[Saved data entries]

-- START --

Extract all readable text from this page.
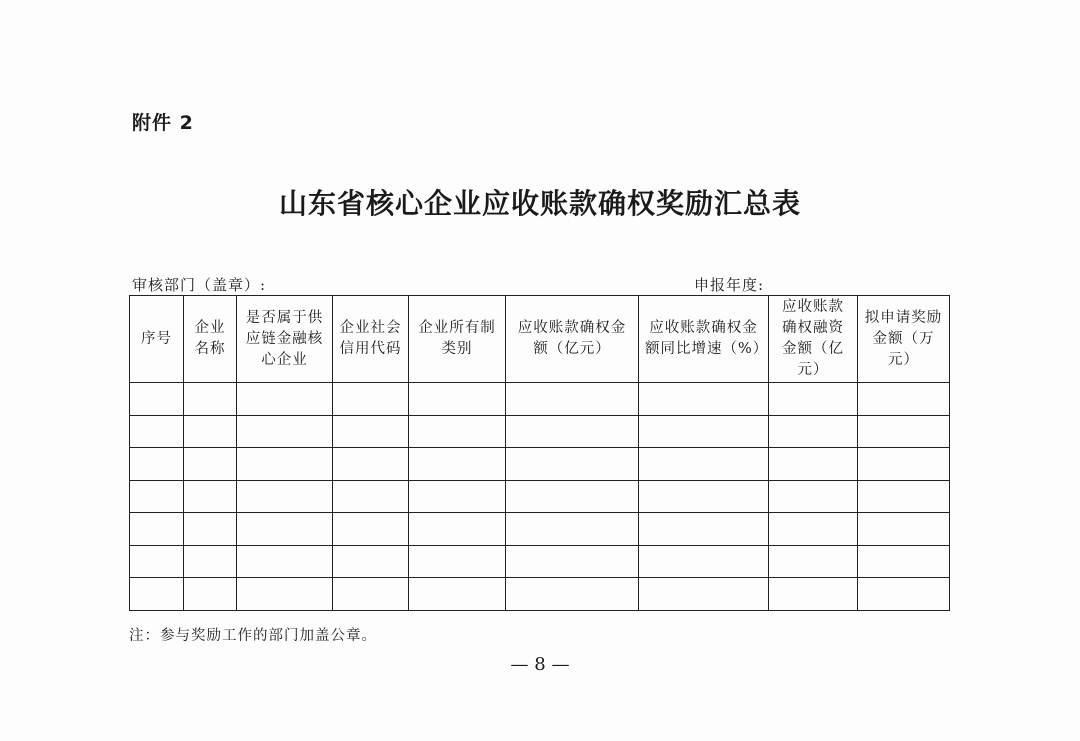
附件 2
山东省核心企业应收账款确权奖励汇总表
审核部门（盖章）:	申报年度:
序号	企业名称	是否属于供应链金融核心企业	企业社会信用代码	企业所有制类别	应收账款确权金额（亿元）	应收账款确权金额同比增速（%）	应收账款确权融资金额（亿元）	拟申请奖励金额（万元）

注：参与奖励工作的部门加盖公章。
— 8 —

-- END --
-- START --

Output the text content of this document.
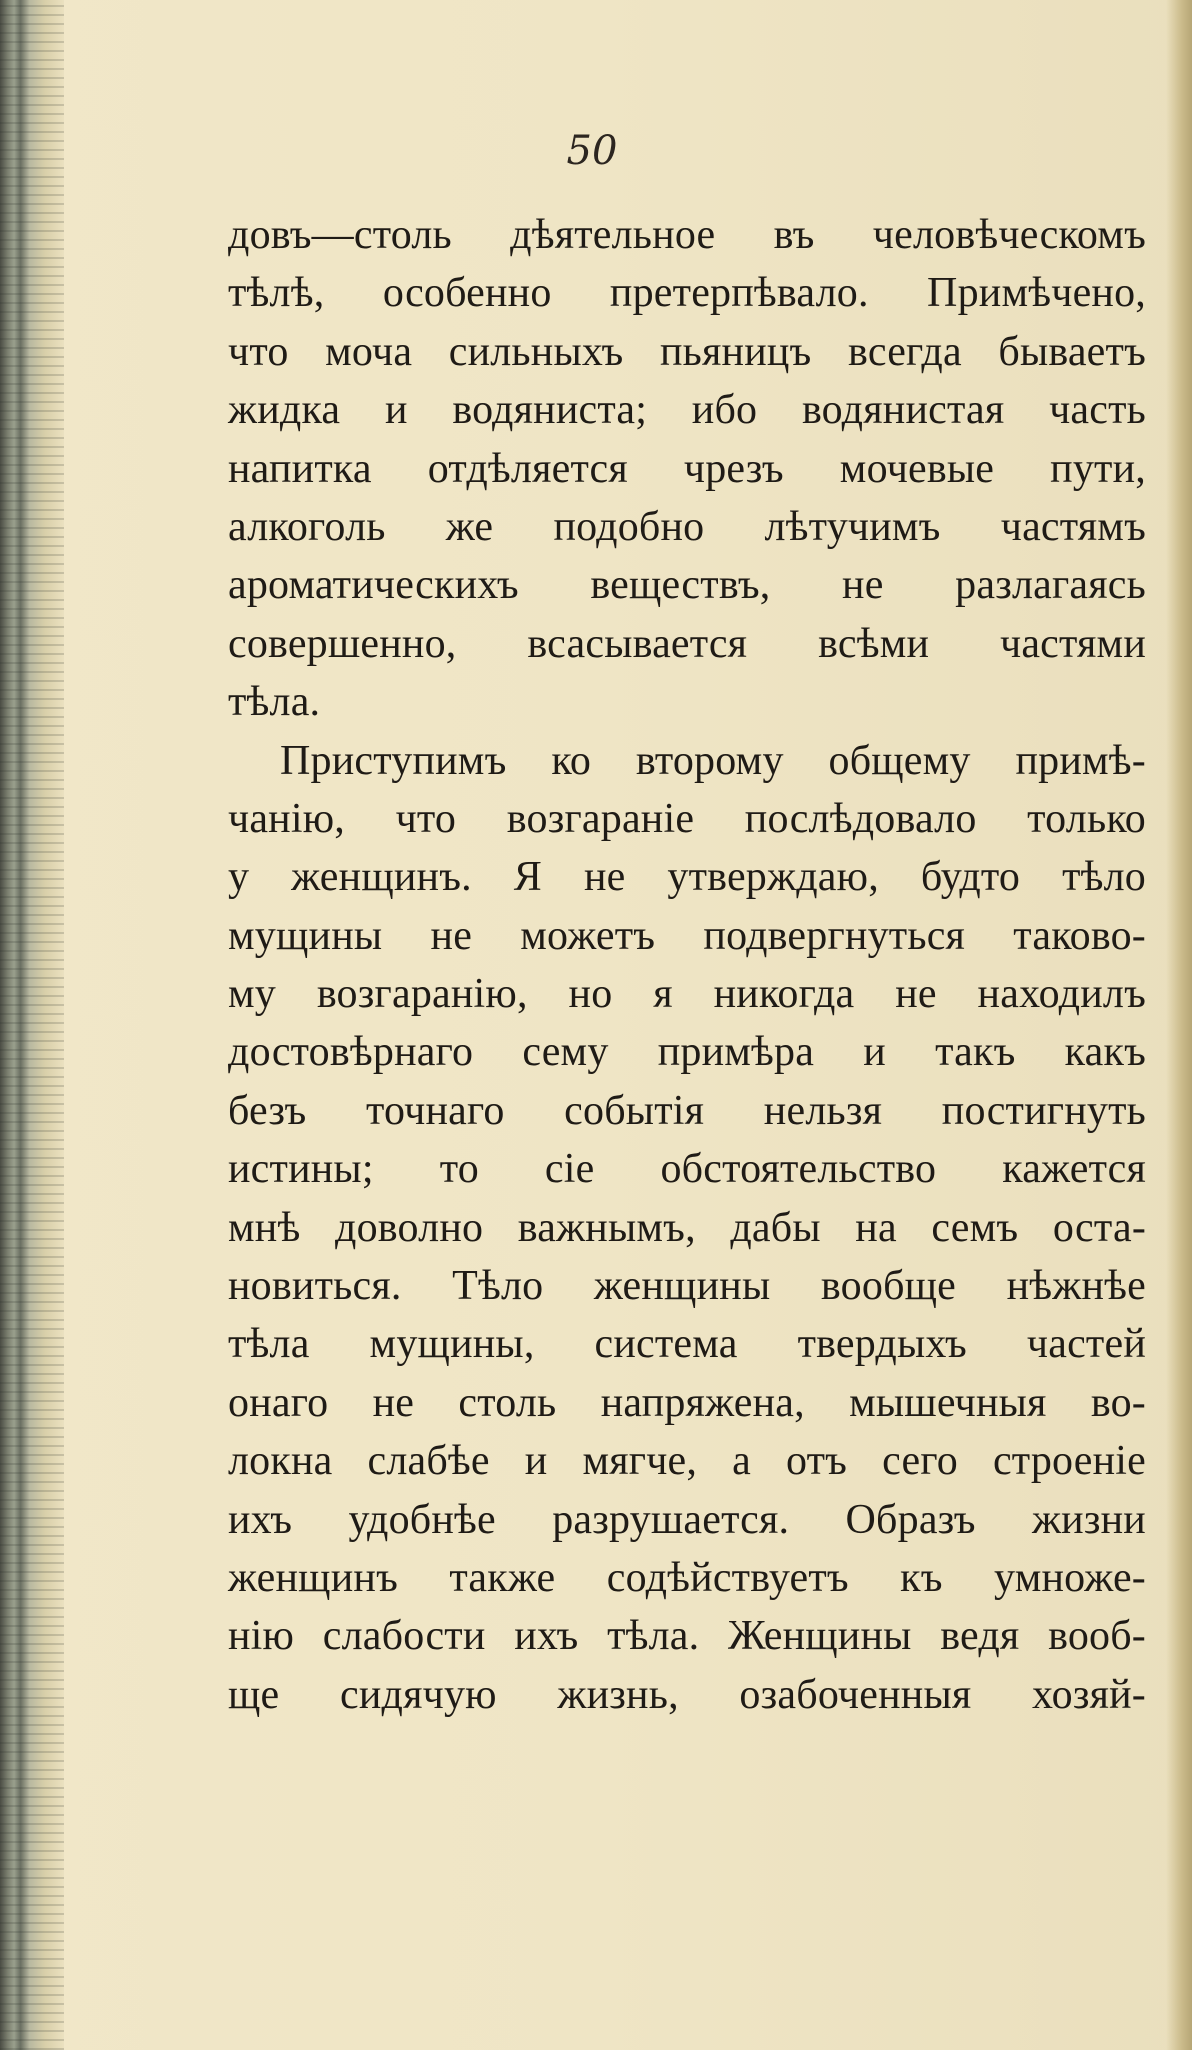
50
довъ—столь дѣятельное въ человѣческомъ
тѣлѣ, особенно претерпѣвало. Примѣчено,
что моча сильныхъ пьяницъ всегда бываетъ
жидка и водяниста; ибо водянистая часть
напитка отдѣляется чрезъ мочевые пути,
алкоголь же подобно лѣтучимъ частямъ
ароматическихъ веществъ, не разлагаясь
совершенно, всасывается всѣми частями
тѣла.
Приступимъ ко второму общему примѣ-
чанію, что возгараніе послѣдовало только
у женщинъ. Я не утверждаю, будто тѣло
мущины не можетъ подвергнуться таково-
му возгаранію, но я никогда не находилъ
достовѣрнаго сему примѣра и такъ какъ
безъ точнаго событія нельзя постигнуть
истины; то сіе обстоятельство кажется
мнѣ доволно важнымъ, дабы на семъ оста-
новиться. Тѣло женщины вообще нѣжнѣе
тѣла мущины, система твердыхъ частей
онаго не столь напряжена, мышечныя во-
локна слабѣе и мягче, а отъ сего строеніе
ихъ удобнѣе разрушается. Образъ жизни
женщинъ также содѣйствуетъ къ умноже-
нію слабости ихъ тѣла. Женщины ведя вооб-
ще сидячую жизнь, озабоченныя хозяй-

-- END --
-- START --

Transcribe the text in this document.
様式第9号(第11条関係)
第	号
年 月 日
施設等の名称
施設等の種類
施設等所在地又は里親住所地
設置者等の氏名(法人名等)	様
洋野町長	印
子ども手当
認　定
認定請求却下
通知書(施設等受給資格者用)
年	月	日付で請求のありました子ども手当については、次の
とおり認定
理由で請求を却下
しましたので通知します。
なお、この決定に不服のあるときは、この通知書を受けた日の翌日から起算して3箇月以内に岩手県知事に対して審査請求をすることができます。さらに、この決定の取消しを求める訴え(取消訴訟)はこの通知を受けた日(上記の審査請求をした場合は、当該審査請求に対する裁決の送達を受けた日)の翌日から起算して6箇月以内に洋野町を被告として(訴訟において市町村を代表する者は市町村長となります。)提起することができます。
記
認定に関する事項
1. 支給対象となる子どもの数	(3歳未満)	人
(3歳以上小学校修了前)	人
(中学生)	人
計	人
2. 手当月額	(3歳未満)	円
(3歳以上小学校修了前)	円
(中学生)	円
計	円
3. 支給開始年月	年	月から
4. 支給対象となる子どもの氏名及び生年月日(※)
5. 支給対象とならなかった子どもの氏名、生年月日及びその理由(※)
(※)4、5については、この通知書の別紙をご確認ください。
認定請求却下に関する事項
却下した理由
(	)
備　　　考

-- END --

Note how many lines in the material hold the word "document", and give that number with nothing added.

2